Work to be completed: Each line with the string "savons" is to be copied from the records below.

Data extract:

-=-=-

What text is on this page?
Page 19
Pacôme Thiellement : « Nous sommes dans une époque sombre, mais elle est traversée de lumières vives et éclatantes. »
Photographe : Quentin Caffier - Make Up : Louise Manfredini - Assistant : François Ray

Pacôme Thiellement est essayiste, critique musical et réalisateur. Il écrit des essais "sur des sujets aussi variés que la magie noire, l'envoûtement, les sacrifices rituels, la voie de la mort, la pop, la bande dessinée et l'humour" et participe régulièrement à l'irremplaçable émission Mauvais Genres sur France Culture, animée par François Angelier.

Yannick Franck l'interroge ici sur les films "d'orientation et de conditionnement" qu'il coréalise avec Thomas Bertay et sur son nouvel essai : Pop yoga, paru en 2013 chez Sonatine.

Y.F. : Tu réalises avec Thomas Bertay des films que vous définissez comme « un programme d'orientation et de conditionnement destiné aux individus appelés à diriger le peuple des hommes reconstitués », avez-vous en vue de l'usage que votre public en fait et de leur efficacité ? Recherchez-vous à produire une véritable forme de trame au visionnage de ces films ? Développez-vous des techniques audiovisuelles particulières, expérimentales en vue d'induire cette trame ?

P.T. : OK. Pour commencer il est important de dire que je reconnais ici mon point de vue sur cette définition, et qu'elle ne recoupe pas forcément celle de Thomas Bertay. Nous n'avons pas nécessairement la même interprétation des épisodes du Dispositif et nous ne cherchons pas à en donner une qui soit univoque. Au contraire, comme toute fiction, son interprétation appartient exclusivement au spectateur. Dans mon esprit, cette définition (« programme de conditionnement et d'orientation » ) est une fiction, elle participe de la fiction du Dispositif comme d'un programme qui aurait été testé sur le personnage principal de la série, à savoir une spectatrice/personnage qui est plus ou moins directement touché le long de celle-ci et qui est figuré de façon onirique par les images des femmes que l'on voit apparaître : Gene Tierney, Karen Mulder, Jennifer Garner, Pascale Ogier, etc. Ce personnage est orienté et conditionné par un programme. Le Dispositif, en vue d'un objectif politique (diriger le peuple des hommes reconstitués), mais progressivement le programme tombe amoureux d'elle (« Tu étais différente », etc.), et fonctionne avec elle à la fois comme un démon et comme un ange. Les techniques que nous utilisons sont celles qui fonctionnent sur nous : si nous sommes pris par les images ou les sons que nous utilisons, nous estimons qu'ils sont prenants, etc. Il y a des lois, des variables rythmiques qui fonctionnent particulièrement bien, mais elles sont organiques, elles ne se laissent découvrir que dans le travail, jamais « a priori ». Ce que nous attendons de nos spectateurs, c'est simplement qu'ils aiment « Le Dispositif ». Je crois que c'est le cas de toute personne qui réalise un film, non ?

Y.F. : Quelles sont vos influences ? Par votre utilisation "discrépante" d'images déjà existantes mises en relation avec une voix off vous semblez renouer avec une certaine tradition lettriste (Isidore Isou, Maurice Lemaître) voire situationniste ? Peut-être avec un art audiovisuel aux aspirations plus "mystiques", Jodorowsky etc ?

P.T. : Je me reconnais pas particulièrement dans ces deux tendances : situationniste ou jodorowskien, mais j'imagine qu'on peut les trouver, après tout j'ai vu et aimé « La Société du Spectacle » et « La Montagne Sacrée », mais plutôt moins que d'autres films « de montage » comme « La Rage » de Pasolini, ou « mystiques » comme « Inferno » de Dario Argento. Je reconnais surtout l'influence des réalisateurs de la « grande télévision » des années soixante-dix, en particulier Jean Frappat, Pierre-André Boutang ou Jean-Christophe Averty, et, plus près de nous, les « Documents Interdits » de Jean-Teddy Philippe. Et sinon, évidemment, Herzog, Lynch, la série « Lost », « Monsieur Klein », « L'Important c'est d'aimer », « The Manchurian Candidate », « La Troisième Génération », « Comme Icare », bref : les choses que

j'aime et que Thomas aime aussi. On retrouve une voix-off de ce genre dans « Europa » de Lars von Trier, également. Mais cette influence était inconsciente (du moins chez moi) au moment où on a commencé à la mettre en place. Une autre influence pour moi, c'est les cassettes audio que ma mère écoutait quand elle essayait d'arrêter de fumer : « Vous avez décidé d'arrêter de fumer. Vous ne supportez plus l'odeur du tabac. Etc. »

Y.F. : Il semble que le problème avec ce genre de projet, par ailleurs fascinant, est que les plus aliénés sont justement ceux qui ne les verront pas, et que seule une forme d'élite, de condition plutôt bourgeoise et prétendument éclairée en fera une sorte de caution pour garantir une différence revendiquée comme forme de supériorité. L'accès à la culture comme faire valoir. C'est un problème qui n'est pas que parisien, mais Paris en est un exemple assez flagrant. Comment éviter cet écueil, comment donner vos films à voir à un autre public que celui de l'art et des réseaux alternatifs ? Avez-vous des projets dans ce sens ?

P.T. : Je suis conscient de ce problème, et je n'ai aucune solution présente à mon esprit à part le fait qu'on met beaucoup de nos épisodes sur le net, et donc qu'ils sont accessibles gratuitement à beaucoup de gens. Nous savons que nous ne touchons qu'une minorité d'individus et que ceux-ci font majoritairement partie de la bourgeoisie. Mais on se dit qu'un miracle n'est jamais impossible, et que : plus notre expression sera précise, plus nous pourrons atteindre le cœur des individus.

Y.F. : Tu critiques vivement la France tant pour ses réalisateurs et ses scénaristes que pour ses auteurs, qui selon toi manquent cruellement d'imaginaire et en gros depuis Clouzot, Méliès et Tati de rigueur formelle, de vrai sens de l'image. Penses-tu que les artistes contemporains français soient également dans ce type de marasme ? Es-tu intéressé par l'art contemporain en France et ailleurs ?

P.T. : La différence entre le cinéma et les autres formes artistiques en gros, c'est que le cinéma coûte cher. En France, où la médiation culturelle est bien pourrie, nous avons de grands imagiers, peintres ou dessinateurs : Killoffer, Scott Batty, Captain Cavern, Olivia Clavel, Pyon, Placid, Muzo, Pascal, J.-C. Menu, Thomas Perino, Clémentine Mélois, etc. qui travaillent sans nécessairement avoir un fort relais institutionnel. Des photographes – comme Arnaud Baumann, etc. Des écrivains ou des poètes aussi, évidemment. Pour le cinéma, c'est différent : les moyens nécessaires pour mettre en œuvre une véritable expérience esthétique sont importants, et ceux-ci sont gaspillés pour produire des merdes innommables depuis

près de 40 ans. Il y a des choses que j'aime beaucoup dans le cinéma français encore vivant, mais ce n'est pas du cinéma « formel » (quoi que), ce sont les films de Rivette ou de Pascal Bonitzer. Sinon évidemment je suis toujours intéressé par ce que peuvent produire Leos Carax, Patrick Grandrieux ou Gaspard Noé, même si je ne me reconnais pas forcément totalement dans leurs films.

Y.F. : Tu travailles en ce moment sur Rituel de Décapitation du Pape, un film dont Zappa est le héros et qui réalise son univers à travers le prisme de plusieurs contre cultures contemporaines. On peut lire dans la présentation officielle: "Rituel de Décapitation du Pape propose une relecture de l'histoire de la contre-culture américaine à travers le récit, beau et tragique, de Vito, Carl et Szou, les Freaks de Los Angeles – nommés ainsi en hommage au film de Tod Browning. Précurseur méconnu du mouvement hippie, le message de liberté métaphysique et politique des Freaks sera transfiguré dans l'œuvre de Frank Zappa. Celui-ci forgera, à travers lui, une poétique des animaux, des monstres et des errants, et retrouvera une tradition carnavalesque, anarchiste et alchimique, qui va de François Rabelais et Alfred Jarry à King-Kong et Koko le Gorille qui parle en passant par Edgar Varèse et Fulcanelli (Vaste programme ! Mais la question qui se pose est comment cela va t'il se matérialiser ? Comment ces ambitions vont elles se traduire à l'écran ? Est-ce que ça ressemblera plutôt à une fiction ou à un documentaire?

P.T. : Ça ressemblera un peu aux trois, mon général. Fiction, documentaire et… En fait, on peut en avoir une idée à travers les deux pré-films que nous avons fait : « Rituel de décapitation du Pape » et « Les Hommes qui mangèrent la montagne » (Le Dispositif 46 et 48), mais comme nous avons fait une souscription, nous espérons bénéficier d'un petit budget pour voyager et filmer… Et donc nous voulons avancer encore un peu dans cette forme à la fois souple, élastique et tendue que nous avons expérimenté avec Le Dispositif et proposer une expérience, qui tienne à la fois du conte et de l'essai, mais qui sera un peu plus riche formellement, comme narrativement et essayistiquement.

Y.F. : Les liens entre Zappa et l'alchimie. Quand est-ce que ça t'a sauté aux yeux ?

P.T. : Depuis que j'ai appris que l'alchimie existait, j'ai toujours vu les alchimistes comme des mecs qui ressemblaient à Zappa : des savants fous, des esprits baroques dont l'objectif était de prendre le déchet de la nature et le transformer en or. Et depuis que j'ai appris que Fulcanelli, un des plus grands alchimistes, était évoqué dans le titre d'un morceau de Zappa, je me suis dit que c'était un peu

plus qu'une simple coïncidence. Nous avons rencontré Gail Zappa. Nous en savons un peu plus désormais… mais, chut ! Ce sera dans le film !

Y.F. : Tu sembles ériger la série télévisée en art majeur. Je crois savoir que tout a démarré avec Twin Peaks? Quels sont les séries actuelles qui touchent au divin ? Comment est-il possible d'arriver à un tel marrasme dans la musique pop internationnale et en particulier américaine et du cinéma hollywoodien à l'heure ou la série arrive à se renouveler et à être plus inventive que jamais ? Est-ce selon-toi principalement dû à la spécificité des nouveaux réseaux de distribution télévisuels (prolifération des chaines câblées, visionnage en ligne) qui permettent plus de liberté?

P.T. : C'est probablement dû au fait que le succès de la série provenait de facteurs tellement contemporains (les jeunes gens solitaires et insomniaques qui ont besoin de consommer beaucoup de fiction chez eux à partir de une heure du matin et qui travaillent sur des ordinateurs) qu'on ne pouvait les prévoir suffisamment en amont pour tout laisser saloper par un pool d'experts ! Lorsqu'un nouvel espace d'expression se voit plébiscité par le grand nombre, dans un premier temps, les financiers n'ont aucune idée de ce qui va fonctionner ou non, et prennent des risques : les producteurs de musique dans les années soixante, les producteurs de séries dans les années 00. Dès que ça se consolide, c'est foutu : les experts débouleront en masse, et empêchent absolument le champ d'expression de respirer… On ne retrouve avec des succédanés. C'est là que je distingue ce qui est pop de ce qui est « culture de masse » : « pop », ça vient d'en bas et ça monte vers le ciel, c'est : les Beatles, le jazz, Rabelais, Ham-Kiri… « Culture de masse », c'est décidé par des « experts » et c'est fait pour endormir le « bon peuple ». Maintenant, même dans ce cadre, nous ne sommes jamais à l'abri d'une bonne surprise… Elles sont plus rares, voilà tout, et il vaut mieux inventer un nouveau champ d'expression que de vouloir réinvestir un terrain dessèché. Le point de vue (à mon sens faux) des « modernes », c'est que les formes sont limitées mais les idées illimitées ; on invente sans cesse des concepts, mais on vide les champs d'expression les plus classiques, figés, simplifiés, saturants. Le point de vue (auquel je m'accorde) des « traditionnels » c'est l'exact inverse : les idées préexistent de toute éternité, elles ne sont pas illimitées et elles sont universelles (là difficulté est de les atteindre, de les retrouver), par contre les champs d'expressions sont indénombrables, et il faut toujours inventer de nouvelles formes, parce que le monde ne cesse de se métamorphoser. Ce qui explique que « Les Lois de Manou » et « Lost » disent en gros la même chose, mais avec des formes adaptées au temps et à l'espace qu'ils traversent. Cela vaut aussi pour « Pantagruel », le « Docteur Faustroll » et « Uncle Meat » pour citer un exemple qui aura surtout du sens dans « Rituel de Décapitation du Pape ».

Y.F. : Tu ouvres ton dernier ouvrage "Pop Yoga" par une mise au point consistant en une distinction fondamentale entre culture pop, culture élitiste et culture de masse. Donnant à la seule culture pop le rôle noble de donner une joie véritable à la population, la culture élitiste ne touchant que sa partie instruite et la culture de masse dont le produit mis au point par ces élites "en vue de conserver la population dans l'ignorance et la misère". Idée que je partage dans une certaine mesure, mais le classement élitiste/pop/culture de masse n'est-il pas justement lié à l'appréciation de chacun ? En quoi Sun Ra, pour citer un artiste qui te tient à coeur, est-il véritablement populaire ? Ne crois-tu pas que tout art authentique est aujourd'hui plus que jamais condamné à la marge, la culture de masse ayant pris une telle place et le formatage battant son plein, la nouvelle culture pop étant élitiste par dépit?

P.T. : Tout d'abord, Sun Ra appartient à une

-=-=-

Task output:
P.T. : Je suis conscient de ce problème, et je n'ai aucune solution présente à mon esprit à part le fait qu'on met beaucoup de nos épisodes sur le net, et donc qu'ils sont accessibles gratuitement à beaucoup de gens. Nous savons que nous ne touchons qu'une minorité d'individus et que ceux-ci font majoritairement partie de la bourgeoisie. Mais on se dit qu'un miracle n'est jamais impossible, et que : plus notre expression sera précise, plus nous pourrons atteindre le cœur des individus.
plus qu'une simple coïncidence. Nous avons rencontré Gail Zappa. Nous en savons un peu plus désormais… mais, chut ! Ce sera dans le film !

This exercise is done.